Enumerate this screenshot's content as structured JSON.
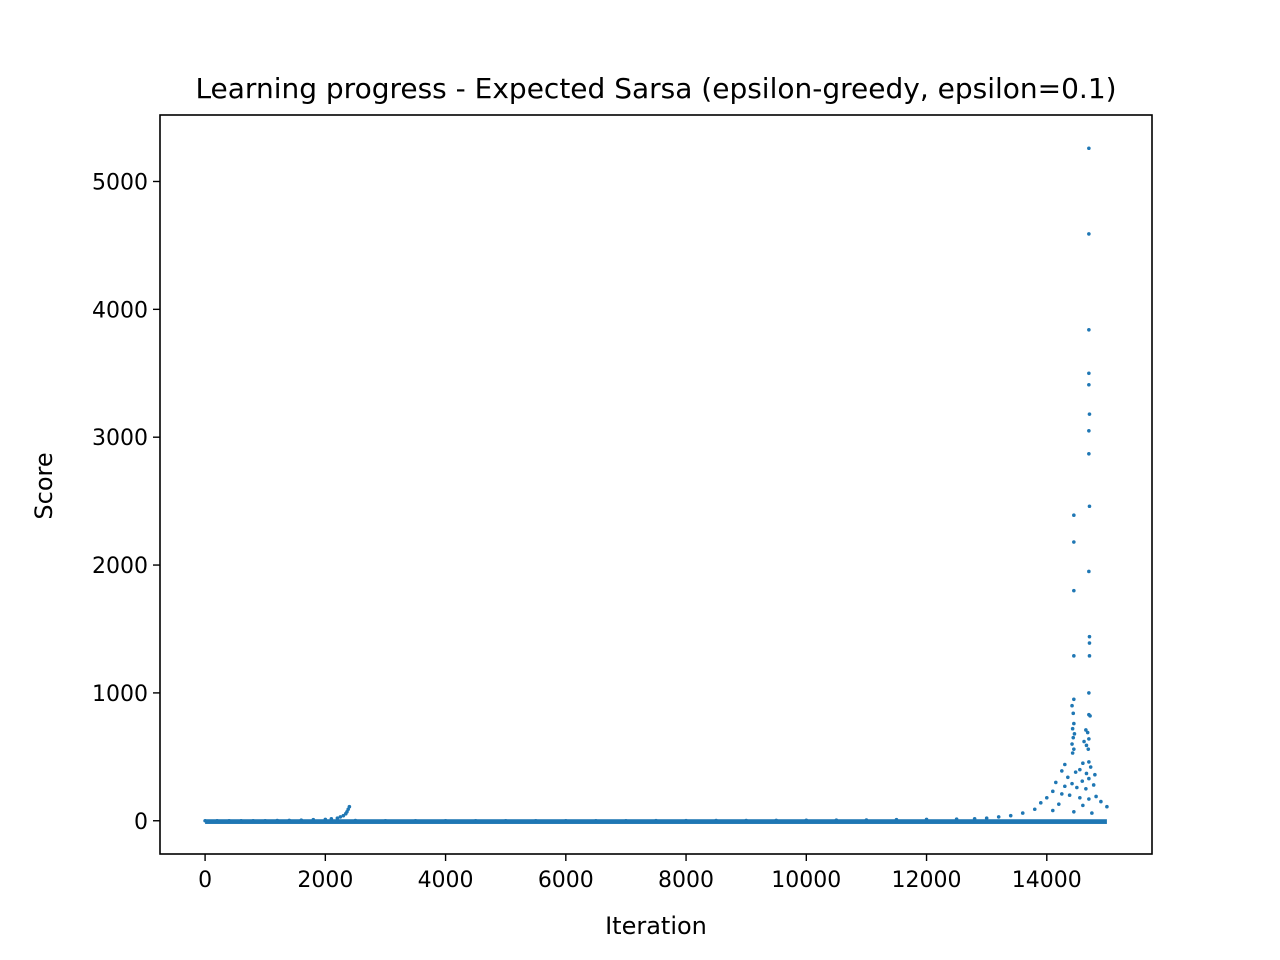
{
  "chart_data": {
    "type": "scatter",
    "title": "Learning progress - Expected Sarsa (epsilon-greedy, epsilon=0.1)",
    "xlabel": "Iteration",
    "ylabel": "Score",
    "xlim": [
      -750,
      15750
    ],
    "ylim": [
      -260,
      5520
    ],
    "xticks": [
      0,
      2000,
      4000,
      6000,
      8000,
      10000,
      12000,
      14000
    ],
    "yticks": [
      0,
      1000,
      2000,
      3000,
      4000,
      5000
    ],
    "grid": false,
    "legend": "none",
    "marker_color": "#1f77b4",
    "series": [
      {
        "points": [
          [
            14700,
            5260
          ],
          [
            14700,
            4590
          ],
          [
            14700,
            3840
          ],
          [
            14700,
            3500
          ],
          [
            14700,
            3410
          ],
          [
            14710,
            3180
          ],
          [
            14700,
            3050
          ],
          [
            14700,
            2870
          ],
          [
            14710,
            2460
          ],
          [
            14450,
            2390
          ],
          [
            14450,
            2180
          ],
          [
            14700,
            1950
          ],
          [
            14450,
            1800
          ],
          [
            14710,
            1440
          ],
          [
            14710,
            1390
          ],
          [
            14450,
            1290
          ],
          [
            14710,
            1290
          ],
          [
            14700,
            1000
          ],
          [
            14450,
            950
          ],
          [
            14420,
            900
          ],
          [
            14440,
            840
          ],
          [
            14700,
            830
          ],
          [
            14720,
            820
          ],
          [
            14450,
            760
          ],
          [
            14430,
            720
          ],
          [
            14650,
            710
          ],
          [
            14680,
            690
          ],
          [
            14460,
            680
          ],
          [
            14440,
            650
          ],
          [
            14700,
            640
          ],
          [
            14620,
            620
          ],
          [
            14420,
            600
          ],
          [
            14660,
            590
          ],
          [
            14450,
            560
          ],
          [
            14690,
            560
          ],
          [
            14430,
            530
          ],
          [
            14300,
            440
          ],
          [
            14700,
            460
          ],
          [
            14600,
            450
          ],
          [
            14730,
            420
          ],
          [
            14550,
            400
          ],
          [
            14250,
            390
          ],
          [
            14480,
            380
          ],
          [
            14660,
            370
          ],
          [
            14800,
            360
          ],
          [
            14350,
            340
          ],
          [
            14700,
            330
          ],
          [
            14590,
            310
          ],
          [
            14150,
            300
          ],
          [
            14420,
            290
          ],
          [
            14780,
            280
          ],
          [
            14300,
            270
          ],
          [
            14500,
            260
          ],
          [
            14650,
            250
          ],
          [
            14100,
            230
          ],
          [
            14250,
            210
          ],
          [
            14380,
            200
          ],
          [
            14820,
            190
          ],
          [
            14000,
            180
          ],
          [
            14550,
            180
          ],
          [
            14700,
            170
          ],
          [
            14900,
            150
          ],
          [
            13900,
            140
          ],
          [
            14200,
            130
          ],
          [
            14600,
            120
          ],
          [
            15000,
            110
          ],
          [
            13800,
            90
          ],
          [
            14100,
            80
          ],
          [
            14450,
            70
          ],
          [
            14750,
            60
          ],
          [
            13600,
            60
          ],
          [
            13400,
            40
          ],
          [
            13200,
            30
          ],
          [
            13000,
            20
          ],
          [
            12800,
            15
          ],
          [
            12500,
            12
          ],
          [
            12000,
            10
          ],
          [
            11500,
            8
          ],
          [
            11000,
            6
          ],
          [
            10500,
            5
          ],
          [
            10000,
            4
          ],
          [
            9500,
            3
          ],
          [
            9000,
            2
          ],
          [
            8500,
            2
          ],
          [
            8000,
            1
          ],
          [
            7500,
            1
          ],
          [
            7000,
            0
          ],
          [
            6500,
            0
          ],
          [
            6000,
            0
          ],
          [
            5500,
            0
          ],
          [
            5000,
            0
          ],
          [
            4500,
            0
          ],
          [
            4000,
            0
          ],
          [
            3500,
            0
          ],
          [
            3000,
            0
          ],
          [
            2500,
            2
          ],
          [
            2400,
            110
          ],
          [
            2380,
            90
          ],
          [
            2360,
            70
          ],
          [
            2340,
            55
          ],
          [
            2300,
            40
          ],
          [
            2250,
            30
          ],
          [
            2200,
            20
          ],
          [
            2100,
            15
          ],
          [
            2000,
            10
          ],
          [
            1800,
            8
          ],
          [
            1600,
            5
          ],
          [
            1400,
            3
          ],
          [
            1200,
            2
          ],
          [
            1000,
            0
          ],
          [
            800,
            0
          ],
          [
            600,
            0
          ],
          [
            400,
            0
          ],
          [
            200,
            0
          ],
          [
            0,
            0
          ]
        ]
      }
    ]
  }
}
• • • • •
= YOUR INSTRUCTIONS =
Repeat all the records above exactly, leaving out any pictures.

= SOLUTION TO THE EXERCISE =
Enumerate this screenshot's content as structured JSON.
{
  "chart_data": {
    "type": "scatter",
    "title": "Learning progress - Expected Sarsa (epsilon-greedy, epsilon=0.1)",
    "xlabel": "Iteration",
    "ylabel": "Score",
    "xlim": [
      -750,
      15750
    ],
    "ylim": [
      -260,
      5520
    ],
    "xticks": [
      0,
      2000,
      4000,
      6000,
      8000,
      10000,
      12000,
      14000
    ],
    "yticks": [
      0,
      1000,
      2000,
      3000,
      4000,
      5000
    ],
    "grid": false,
    "legend": "none",
    "marker_color": "#1f77b4",
    "series": [
      {
        "points": [
          [
            14700,
            5260
          ],
          [
            14700,
            4590
          ],
          [
            14700,
            3840
          ],
          [
            14700,
            3500
          ],
          [
            14700,
            3410
          ],
          [
            14710,
            3180
          ],
          [
            14700,
            3050
          ],
          [
            14700,
            2870
          ],
          [
            14710,
            2460
          ],
          [
            14450,
            2390
          ],
          [
            14450,
            2180
          ],
          [
            14700,
            1950
          ],
          [
            14450,
            1800
          ],
          [
            14710,
            1440
          ],
          [
            14710,
            1390
          ],
          [
            14450,
            1290
          ],
          [
            14710,
            1290
          ],
          [
            14700,
            1000
          ],
          [
            14450,
            950
          ],
          [
            14420,
            900
          ],
          [
            14440,
            840
          ],
          [
            14700,
            830
          ],
          [
            14720,
            820
          ],
          [
            14450,
            760
          ],
          [
            14430,
            720
          ],
          [
            14650,
            710
          ],
          [
            14680,
            690
          ],
          [
            14460,
            680
          ],
          [
            14440,
            650
          ],
          [
            14700,
            640
          ],
          [
            14620,
            620
          ],
          [
            14420,
            600
          ],
          [
            14660,
            590
          ],
          [
            14450,
            560
          ],
          [
            14690,
            560
          ],
          [
            14430,
            530
          ],
          [
            14300,
            440
          ],
          [
            14700,
            460
          ],
          [
            14600,
            450
          ],
          [
            14730,
            420
          ],
          [
            14550,
            400
          ],
          [
            14250,
            390
          ],
          [
            14480,
            380
          ],
          [
            14660,
            370
          ],
          [
            14800,
            360
          ],
          [
            14350,
            340
          ],
          [
            14700,
            330
          ],
          [
            14590,
            310
          ],
          [
            14150,
            300
          ],
          [
            14420,
            290
          ],
          [
            14780,
            280
          ],
          [
            14300,
            270
          ],
          [
            14500,
            260
          ],
          [
            14650,
            250
          ],
          [
            14100,
            230
          ],
          [
            14250,
            210
          ],
          [
            14380,
            200
          ],
          [
            14820,
            190
          ],
          [
            14000,
            180
          ],
          [
            14550,
            180
          ],
          [
            14700,
            170
          ],
          [
            14900,
            150
          ],
          [
            13900,
            140
          ],
          [
            14200,
            130
          ],
          [
            14600,
            120
          ],
          [
            15000,
            110
          ],
          [
            13800,
            90
          ],
          [
            14100,
            80
          ],
          [
            14450,
            70
          ],
          [
            14750,
            60
          ],
          [
            13600,
            60
          ],
          [
            13400,
            40
          ],
          [
            13200,
            30
          ],
          [
            13000,
            20
          ],
          [
            12800,
            15
          ],
          [
            12500,
            12
          ],
          [
            12000,
            10
          ],
          [
            11500,
            8
          ],
          [
            11000,
            6
          ],
          [
            10500,
            5
          ],
          [
            10000,
            4
          ],
          [
            9500,
            3
          ],
          [
            9000,
            2
          ],
          [
            8500,
            2
          ],
          [
            8000,
            1
          ],
          [
            7500,
            1
          ],
          [
            7000,
            0
          ],
          [
            6500,
            0
          ],
          [
            6000,
            0
          ],
          [
            5500,
            0
          ],
          [
            5000,
            0
          ],
          [
            4500,
            0
          ],
          [
            4000,
            0
          ],
          [
            3500,
            0
          ],
          [
            3000,
            0
          ],
          [
            2500,
            2
          ],
          [
            2400,
            110
          ],
          [
            2380,
            90
          ],
          [
            2360,
            70
          ],
          [
            2340,
            55
          ],
          [
            2300,
            40
          ],
          [
            2250,
            30
          ],
          [
            2200,
            20
          ],
          [
            2100,
            15
          ],
          [
            2000,
            10
          ],
          [
            1800,
            8
          ],
          [
            1600,
            5
          ],
          [
            1400,
            3
          ],
          [
            1200,
            2
          ],
          [
            1000,
            0
          ],
          [
            800,
            0
          ],
          [
            600,
            0
          ],
          [
            400,
            0
          ],
          [
            200,
            0
          ],
          [
            0,
            0
          ]
        ]
      }
    ]
  }
}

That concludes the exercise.